[Description of the task]
Collect each line containing "circumstances".

[Dataset records]
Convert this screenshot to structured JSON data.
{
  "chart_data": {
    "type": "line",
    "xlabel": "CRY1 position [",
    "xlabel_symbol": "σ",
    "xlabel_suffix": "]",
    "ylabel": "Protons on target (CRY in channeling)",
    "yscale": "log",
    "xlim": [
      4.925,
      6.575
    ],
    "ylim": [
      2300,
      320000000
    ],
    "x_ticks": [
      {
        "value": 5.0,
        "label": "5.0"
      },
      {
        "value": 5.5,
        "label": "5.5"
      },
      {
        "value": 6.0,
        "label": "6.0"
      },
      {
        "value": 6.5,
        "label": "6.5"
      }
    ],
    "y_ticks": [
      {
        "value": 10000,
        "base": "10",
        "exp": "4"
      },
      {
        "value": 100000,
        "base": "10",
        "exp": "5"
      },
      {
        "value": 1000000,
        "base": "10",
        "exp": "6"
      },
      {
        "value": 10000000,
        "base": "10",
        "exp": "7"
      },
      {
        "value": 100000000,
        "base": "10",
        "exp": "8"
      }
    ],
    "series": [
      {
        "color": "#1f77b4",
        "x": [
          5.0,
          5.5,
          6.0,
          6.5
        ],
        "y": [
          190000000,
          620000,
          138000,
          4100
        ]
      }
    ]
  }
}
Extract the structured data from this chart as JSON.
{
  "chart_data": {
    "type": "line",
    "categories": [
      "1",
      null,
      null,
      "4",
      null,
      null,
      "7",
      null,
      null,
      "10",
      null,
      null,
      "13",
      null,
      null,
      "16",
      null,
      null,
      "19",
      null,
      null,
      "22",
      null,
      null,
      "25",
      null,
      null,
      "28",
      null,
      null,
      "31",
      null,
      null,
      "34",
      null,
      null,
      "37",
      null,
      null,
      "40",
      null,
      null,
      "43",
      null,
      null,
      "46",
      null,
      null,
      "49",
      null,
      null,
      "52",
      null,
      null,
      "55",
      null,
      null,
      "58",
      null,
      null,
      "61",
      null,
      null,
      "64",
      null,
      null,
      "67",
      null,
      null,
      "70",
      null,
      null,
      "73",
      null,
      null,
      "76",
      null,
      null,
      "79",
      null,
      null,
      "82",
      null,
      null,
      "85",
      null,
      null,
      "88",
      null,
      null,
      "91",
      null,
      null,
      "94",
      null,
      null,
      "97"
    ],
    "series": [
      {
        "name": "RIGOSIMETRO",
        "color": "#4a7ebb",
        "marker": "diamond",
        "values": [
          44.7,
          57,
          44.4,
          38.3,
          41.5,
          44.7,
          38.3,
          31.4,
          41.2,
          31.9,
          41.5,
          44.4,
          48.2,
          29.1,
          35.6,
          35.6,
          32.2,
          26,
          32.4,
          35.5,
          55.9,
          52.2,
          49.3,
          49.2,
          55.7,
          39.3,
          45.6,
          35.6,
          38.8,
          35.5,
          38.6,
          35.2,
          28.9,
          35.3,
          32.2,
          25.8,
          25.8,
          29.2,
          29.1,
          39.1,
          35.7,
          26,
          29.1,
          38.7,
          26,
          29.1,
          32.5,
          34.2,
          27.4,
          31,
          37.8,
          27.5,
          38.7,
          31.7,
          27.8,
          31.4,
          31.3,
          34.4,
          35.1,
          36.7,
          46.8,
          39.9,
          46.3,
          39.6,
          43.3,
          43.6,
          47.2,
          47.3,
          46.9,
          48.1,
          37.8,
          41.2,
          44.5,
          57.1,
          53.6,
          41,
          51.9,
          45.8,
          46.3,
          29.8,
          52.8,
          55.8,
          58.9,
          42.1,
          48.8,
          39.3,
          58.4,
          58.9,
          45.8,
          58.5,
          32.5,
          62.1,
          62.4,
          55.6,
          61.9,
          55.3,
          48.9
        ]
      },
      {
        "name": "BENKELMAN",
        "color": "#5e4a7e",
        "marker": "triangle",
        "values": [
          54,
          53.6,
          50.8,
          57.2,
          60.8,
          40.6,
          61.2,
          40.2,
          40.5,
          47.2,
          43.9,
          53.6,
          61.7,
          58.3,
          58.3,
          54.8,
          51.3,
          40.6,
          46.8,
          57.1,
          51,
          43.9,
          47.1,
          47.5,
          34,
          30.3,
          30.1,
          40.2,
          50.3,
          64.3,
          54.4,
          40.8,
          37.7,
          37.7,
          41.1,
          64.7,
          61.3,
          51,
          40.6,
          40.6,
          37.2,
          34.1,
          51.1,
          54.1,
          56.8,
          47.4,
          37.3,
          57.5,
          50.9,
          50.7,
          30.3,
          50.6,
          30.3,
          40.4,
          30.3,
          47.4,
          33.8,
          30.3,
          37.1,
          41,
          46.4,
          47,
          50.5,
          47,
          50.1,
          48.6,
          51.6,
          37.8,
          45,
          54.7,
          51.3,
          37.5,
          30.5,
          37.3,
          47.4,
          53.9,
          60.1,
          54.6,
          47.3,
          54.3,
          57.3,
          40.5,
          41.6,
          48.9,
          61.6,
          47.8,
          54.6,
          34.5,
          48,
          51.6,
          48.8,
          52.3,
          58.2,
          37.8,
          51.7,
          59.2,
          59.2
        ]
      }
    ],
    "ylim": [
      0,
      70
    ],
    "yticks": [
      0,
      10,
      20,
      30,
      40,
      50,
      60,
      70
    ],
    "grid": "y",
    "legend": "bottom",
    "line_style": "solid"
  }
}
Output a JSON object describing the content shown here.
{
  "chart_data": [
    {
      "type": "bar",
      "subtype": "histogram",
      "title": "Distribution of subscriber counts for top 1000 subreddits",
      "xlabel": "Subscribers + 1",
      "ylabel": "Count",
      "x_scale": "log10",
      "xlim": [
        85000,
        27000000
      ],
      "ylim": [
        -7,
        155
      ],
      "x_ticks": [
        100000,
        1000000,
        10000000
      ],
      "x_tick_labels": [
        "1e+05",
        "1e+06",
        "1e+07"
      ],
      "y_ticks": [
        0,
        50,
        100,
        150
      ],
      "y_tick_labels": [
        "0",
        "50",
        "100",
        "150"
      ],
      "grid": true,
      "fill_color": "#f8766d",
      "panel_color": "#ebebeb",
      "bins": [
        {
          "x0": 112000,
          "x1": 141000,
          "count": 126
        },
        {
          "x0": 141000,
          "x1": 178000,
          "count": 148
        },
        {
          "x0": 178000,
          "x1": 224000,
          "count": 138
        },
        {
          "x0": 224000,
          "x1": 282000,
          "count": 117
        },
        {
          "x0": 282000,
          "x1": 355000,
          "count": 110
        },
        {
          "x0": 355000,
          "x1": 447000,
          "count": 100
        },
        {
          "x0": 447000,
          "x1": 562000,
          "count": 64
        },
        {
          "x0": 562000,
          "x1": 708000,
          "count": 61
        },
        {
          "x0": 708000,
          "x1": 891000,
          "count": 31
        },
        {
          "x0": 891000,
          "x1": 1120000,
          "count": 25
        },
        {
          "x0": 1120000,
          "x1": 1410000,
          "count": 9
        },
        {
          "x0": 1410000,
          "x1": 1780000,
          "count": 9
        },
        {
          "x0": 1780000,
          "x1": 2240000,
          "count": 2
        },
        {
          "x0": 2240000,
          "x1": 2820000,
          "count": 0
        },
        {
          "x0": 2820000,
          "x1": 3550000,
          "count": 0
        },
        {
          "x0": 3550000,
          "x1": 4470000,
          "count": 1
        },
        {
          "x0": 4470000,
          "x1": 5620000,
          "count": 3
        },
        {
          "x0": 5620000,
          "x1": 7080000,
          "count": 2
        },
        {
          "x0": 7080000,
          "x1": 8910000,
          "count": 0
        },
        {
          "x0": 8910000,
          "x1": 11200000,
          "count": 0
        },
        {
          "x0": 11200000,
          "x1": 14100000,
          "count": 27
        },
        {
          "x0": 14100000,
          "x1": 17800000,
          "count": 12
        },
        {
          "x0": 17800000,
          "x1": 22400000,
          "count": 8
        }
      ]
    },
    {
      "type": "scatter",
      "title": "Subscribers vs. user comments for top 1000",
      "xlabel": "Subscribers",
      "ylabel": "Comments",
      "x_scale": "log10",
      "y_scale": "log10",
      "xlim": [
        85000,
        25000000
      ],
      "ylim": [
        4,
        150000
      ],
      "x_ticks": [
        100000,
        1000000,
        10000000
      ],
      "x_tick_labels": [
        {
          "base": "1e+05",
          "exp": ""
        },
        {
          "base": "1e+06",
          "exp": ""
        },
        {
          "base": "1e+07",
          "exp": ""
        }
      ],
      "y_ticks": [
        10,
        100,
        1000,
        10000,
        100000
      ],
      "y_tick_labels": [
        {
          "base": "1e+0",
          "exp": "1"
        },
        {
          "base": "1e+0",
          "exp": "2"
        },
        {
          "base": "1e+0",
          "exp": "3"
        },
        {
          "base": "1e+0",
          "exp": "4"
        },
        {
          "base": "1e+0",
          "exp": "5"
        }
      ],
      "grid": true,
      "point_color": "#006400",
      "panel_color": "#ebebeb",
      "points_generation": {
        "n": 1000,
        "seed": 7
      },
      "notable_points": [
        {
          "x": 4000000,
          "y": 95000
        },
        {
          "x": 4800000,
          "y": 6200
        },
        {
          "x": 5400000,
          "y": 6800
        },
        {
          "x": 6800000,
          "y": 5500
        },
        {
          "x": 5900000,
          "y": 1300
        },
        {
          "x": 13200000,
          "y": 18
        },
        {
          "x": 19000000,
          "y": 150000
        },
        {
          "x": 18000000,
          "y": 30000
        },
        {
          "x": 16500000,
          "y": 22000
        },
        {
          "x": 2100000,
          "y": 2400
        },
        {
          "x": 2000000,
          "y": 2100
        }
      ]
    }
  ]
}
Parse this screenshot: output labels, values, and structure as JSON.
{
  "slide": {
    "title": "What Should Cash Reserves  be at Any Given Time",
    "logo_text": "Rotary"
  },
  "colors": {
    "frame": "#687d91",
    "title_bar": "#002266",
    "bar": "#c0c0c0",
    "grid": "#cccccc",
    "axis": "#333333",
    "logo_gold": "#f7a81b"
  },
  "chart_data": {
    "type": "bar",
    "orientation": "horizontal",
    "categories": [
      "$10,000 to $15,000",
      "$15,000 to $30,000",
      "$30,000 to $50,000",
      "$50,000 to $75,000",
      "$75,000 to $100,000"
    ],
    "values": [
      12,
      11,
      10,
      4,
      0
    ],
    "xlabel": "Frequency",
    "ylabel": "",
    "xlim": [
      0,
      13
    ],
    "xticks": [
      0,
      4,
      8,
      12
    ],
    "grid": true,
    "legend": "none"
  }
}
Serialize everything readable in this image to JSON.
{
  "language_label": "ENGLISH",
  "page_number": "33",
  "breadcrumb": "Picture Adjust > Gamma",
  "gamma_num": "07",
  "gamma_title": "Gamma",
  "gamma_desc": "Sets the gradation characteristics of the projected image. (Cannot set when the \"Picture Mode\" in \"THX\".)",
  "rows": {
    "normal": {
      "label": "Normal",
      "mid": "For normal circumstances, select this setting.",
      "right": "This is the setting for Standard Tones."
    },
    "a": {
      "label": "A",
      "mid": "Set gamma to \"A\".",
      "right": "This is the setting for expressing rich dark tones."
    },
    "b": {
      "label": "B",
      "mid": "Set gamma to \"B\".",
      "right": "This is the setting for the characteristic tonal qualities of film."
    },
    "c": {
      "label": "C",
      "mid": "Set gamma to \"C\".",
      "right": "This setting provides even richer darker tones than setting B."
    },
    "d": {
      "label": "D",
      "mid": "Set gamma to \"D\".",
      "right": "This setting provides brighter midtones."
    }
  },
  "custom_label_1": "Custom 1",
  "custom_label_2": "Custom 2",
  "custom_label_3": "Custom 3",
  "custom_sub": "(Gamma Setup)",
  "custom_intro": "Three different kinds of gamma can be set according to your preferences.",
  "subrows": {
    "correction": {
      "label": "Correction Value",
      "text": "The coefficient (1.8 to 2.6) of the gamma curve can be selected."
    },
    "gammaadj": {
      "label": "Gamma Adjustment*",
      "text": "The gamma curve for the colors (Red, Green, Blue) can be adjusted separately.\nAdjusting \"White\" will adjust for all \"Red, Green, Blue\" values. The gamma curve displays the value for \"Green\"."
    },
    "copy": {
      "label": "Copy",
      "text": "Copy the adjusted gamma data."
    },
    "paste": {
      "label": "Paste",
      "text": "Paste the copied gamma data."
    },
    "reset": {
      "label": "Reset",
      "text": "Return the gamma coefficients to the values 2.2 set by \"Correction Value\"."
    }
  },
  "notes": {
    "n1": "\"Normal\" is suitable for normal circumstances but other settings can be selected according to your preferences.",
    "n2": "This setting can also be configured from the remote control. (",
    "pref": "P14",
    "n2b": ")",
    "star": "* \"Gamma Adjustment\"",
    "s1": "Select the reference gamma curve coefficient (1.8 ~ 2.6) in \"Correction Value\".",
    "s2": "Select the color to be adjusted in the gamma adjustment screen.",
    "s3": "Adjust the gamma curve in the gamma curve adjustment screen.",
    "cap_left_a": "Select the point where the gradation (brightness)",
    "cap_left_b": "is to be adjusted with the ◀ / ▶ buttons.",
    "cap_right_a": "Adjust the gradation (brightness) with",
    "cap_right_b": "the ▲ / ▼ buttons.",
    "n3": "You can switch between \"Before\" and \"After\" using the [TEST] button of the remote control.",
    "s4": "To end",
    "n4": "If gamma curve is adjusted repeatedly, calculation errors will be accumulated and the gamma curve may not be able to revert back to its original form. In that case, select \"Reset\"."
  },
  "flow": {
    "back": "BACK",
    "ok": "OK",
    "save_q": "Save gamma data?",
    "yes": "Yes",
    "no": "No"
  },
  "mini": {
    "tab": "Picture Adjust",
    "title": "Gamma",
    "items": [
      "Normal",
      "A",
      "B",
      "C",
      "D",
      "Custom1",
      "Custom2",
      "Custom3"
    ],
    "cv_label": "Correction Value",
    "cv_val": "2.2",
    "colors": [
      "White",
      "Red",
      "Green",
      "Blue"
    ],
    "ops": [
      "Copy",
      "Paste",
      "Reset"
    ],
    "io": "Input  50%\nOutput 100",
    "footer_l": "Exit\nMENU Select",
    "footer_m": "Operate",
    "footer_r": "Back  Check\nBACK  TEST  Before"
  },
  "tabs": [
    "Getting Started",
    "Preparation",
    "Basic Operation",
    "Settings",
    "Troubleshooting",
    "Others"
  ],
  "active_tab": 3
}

[The answer]
      "mid": "For normal circumstances, select this setting.",
    "n1": "\"Normal\" is suitable for normal circumstances but other settings can be selected according to your preferences.",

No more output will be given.